_Your goal_
Scan the entries and tally the lines that include the string "zástupce". Reply with the figure alone.

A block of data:
- - - - -
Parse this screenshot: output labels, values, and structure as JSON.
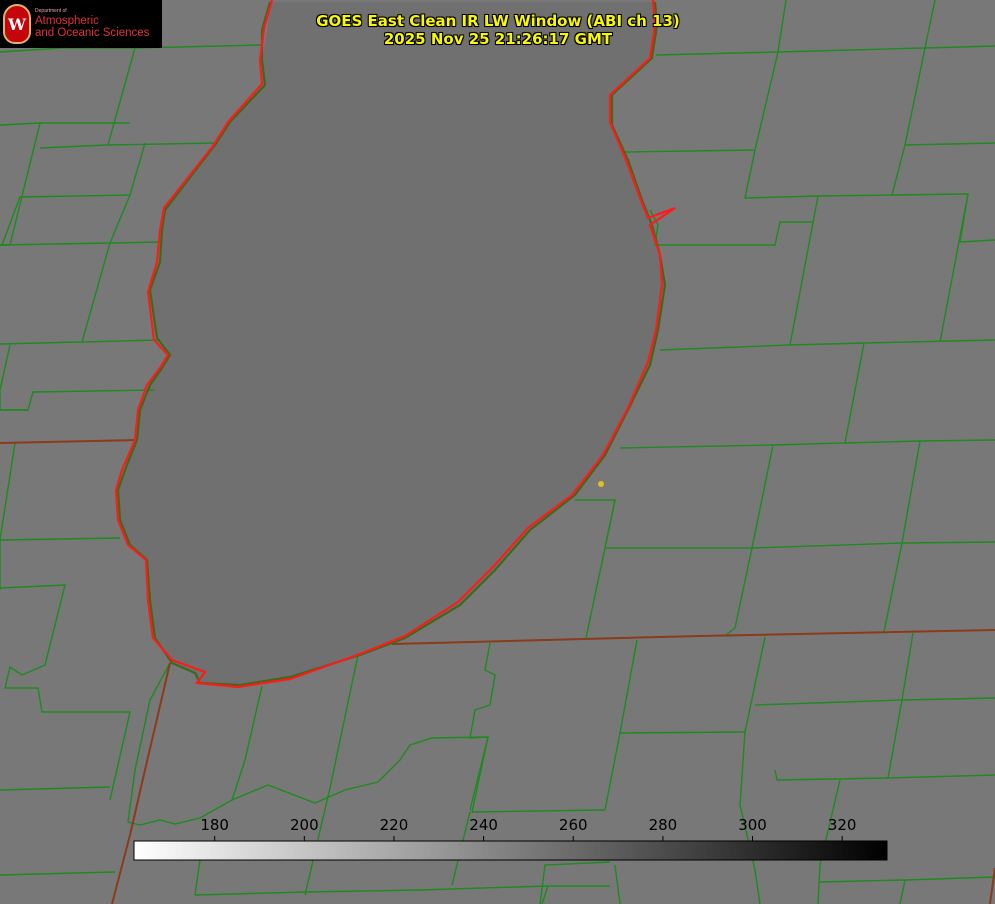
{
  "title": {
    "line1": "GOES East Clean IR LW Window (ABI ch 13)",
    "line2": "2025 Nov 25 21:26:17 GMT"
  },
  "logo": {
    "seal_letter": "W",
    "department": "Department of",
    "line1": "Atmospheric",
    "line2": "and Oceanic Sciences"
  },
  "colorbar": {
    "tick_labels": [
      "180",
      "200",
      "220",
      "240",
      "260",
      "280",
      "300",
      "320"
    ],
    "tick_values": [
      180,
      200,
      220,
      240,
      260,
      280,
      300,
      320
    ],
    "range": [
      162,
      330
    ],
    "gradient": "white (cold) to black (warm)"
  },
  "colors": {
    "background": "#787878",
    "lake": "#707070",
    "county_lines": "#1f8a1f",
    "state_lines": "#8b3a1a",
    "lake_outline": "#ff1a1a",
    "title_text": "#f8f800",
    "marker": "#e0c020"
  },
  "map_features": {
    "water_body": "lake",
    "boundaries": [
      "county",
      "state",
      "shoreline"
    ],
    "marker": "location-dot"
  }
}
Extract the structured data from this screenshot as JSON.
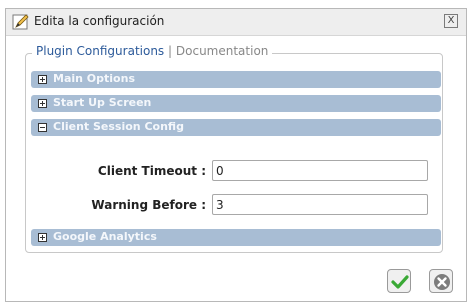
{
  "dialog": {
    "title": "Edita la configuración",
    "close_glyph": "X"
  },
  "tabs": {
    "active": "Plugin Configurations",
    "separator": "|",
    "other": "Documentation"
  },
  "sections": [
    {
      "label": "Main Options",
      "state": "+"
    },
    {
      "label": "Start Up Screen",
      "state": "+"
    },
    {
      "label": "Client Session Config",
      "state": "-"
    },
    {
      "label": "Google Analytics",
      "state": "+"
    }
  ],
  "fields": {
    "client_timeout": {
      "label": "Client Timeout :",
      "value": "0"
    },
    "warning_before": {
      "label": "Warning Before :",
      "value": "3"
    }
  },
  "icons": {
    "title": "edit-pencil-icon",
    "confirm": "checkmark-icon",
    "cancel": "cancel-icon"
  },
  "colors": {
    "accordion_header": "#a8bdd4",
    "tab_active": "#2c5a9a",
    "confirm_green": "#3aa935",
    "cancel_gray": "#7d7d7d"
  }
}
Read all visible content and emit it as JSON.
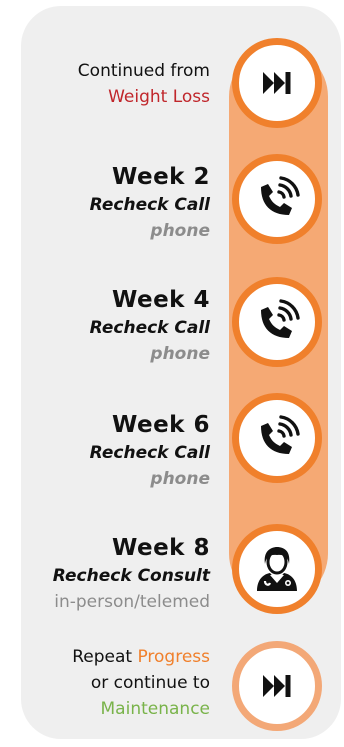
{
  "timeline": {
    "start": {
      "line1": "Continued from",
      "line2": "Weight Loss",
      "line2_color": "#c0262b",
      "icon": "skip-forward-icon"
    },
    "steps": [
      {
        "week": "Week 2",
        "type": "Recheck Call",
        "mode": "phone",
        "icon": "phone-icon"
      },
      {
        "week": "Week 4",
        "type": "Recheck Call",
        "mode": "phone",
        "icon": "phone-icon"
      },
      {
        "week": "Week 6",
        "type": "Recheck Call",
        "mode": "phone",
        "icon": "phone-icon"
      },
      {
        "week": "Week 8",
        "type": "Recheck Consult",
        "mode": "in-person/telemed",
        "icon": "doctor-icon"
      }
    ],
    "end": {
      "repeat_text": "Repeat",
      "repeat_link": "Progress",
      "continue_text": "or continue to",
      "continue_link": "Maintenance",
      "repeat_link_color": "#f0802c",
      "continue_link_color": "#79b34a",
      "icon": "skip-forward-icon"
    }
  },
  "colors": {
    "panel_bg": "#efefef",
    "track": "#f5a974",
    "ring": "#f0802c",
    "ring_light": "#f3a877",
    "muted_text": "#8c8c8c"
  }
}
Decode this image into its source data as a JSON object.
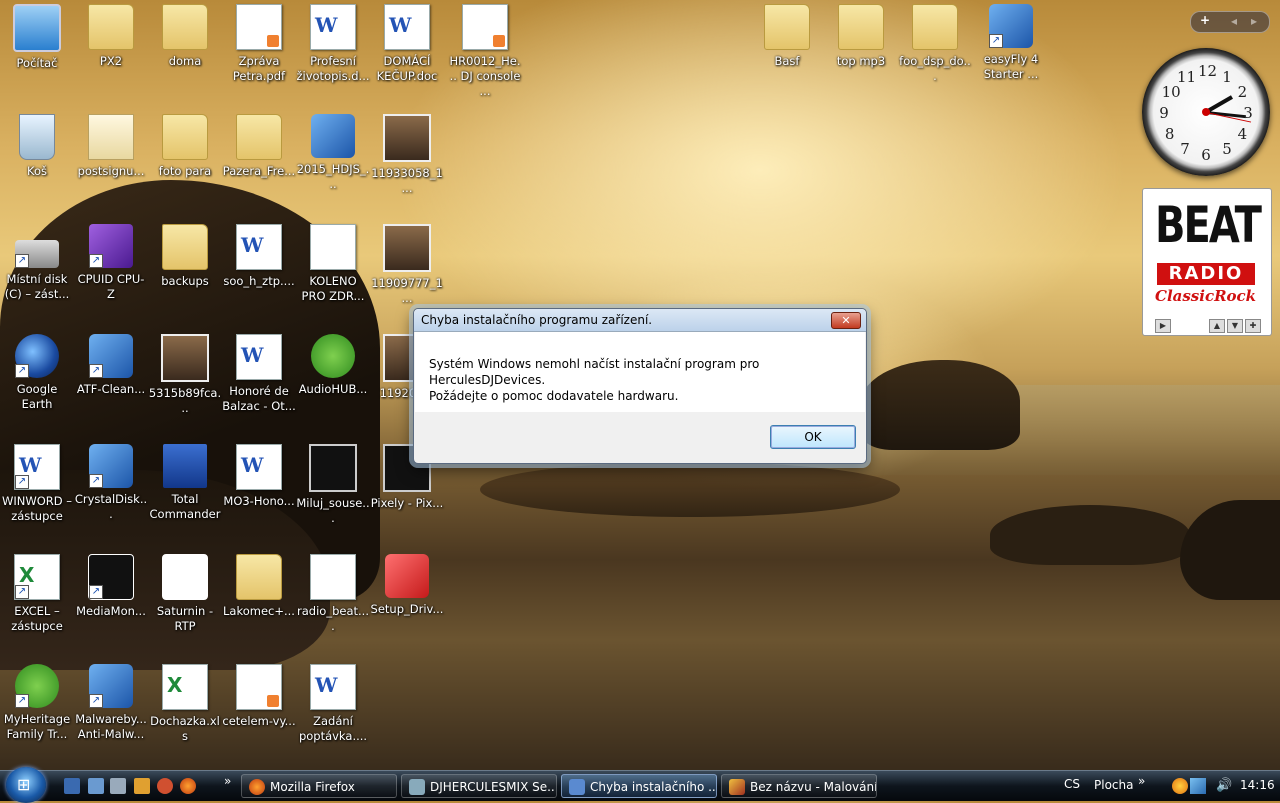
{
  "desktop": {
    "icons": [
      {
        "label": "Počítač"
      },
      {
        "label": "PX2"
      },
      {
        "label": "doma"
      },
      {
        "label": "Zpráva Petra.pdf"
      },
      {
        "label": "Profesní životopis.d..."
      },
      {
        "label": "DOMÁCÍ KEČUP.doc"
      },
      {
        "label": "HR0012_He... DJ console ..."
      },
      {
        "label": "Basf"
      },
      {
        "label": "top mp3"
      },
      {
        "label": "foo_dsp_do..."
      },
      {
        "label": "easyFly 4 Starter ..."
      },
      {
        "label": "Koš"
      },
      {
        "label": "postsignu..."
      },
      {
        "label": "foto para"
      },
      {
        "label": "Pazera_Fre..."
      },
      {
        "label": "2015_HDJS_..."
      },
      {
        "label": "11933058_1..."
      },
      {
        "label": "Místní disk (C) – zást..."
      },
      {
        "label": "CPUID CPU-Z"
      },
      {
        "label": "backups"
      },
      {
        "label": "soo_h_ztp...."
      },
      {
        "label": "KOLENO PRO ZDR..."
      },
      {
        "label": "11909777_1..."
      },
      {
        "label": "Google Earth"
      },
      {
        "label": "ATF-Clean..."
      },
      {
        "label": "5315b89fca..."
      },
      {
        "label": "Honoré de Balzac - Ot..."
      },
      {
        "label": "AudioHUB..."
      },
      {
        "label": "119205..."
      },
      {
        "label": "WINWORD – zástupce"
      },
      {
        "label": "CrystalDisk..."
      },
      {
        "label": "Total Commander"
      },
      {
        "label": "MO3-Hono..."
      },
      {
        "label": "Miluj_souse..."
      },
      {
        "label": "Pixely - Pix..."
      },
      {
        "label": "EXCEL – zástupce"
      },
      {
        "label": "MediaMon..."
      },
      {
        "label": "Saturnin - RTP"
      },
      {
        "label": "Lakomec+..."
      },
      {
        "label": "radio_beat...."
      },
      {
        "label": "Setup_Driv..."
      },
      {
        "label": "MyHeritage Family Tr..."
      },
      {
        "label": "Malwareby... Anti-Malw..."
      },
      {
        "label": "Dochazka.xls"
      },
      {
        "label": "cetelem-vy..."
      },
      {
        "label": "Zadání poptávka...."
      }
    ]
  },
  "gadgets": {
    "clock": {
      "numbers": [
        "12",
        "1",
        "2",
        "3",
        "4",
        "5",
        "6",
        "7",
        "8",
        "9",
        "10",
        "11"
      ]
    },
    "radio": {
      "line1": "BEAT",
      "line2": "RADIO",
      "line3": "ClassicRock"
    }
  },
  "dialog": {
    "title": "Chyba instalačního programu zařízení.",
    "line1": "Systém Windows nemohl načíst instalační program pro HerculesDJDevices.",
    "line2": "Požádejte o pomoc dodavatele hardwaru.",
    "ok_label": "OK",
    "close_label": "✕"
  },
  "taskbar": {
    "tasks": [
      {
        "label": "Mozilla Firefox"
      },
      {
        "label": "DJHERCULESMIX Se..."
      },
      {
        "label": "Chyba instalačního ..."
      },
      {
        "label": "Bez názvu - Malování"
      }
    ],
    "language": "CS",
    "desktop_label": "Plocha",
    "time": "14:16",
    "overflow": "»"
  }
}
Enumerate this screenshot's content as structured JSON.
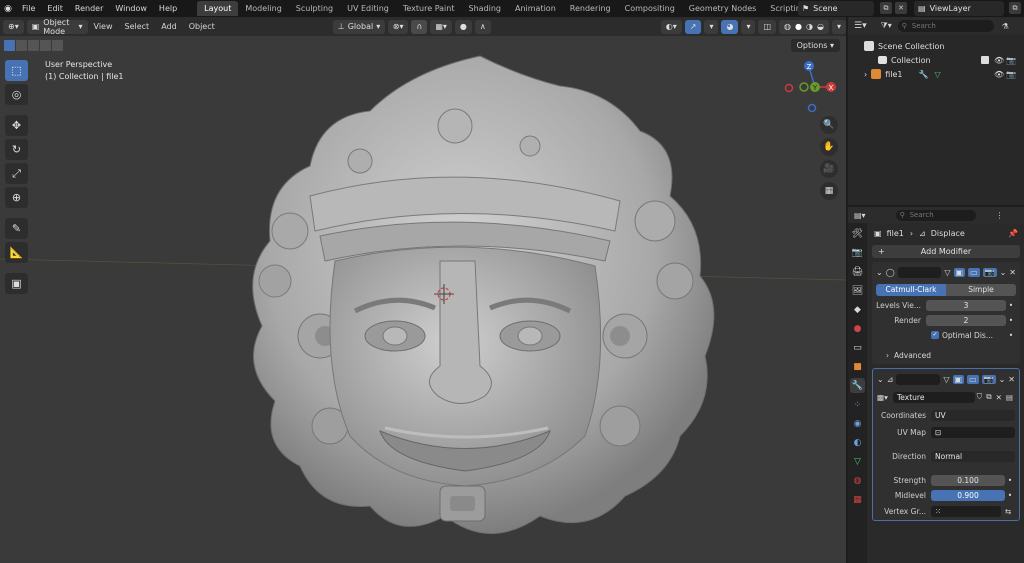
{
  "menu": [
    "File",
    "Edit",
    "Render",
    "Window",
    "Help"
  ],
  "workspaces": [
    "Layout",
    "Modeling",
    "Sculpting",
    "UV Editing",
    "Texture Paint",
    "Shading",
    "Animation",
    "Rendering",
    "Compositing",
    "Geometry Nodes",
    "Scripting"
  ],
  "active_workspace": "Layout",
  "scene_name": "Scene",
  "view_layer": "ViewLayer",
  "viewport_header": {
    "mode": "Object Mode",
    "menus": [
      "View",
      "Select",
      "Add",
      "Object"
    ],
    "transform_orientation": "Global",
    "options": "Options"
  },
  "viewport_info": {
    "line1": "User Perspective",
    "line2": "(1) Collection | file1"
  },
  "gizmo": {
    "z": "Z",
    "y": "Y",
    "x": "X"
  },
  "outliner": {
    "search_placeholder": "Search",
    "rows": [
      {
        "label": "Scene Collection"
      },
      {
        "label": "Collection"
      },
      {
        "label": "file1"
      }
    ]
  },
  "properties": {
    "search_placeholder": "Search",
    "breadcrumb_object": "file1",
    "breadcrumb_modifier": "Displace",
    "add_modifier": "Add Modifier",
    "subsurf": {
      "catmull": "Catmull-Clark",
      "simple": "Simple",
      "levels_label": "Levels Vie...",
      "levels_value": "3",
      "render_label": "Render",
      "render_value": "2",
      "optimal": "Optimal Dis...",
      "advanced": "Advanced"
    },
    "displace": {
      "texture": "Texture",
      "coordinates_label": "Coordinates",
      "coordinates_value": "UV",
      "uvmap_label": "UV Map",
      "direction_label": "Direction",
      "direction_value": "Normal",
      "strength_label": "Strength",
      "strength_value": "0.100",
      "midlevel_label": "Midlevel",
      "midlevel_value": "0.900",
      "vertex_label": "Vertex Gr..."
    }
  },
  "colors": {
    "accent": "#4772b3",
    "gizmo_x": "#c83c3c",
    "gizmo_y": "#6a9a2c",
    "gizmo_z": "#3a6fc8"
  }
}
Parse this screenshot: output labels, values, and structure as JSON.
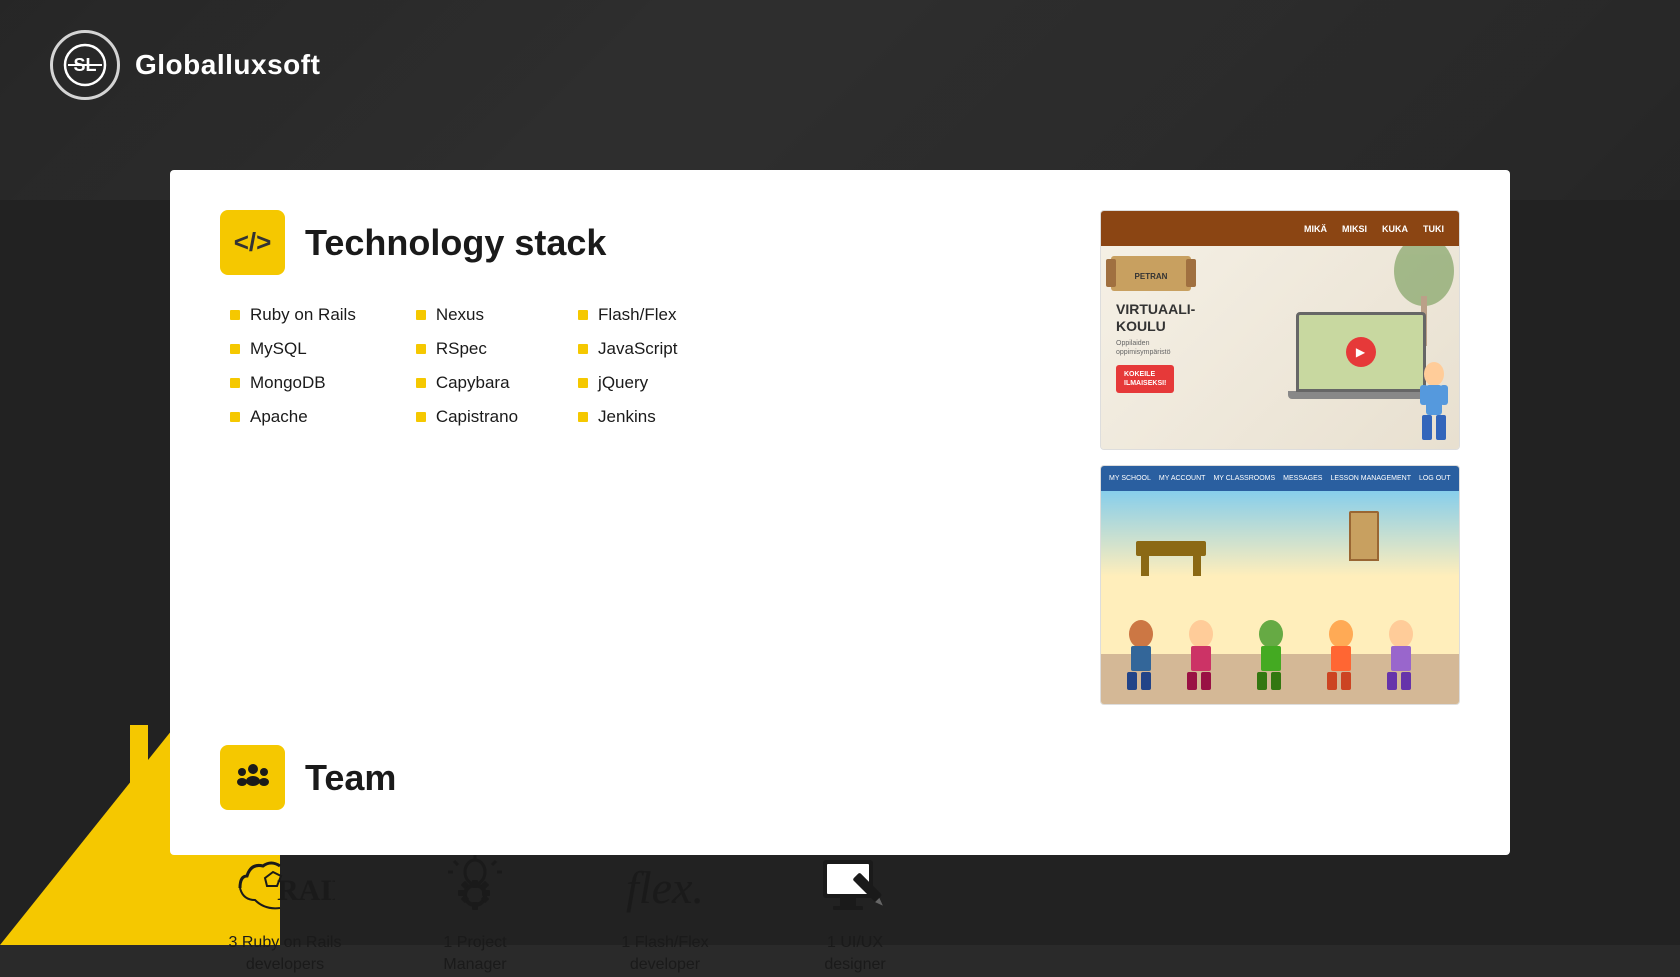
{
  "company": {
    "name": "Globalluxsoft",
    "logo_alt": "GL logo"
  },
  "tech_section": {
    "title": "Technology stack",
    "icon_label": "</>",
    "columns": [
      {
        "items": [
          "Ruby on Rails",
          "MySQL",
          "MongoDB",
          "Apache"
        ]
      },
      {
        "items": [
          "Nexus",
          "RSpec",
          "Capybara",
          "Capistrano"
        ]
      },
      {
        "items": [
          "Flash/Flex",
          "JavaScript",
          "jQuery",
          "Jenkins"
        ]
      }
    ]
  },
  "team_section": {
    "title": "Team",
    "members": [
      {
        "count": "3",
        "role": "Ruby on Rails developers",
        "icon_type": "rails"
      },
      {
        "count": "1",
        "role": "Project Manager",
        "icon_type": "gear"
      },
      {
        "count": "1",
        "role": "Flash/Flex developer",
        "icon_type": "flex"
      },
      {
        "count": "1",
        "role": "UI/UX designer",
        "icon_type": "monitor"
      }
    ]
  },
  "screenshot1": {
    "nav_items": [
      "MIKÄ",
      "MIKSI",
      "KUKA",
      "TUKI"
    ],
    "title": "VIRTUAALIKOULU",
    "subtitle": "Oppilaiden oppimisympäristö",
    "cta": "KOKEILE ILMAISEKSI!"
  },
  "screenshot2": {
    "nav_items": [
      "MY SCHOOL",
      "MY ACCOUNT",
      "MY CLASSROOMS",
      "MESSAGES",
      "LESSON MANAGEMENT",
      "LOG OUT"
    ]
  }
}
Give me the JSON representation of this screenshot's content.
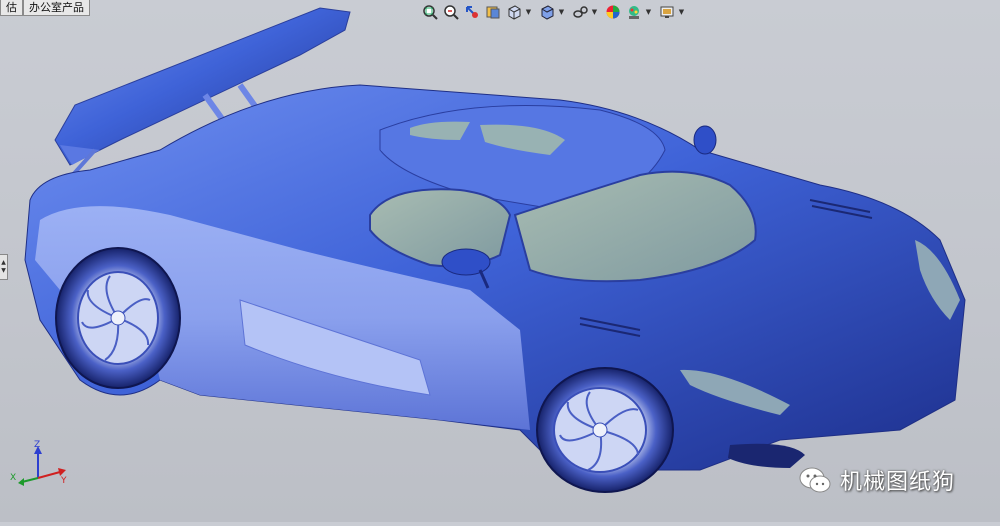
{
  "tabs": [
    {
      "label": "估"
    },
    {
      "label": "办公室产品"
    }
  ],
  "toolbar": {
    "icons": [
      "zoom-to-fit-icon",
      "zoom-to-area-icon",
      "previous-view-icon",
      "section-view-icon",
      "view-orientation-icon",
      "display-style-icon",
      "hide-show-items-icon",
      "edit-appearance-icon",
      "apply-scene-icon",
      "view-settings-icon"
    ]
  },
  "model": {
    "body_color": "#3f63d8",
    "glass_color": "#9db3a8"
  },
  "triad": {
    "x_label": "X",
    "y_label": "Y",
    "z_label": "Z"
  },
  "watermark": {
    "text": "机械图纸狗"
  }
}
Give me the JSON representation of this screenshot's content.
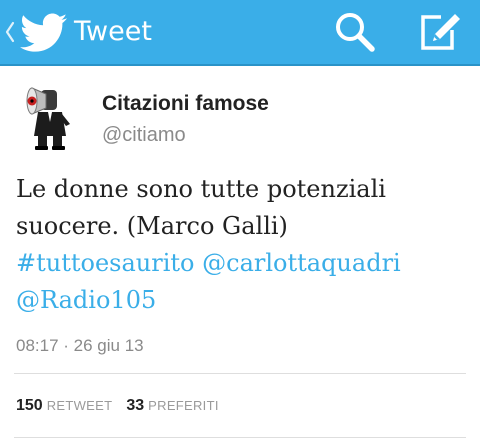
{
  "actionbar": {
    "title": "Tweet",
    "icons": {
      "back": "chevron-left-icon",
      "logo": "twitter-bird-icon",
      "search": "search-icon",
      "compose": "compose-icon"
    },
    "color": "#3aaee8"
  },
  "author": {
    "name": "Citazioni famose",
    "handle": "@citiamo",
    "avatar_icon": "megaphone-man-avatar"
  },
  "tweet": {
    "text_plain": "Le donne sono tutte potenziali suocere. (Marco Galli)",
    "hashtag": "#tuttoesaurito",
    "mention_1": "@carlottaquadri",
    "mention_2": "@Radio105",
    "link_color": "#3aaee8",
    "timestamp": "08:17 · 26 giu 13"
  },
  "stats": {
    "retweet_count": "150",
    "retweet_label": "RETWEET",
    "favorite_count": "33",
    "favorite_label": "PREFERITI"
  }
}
- - - - -
_Answer for the task_
2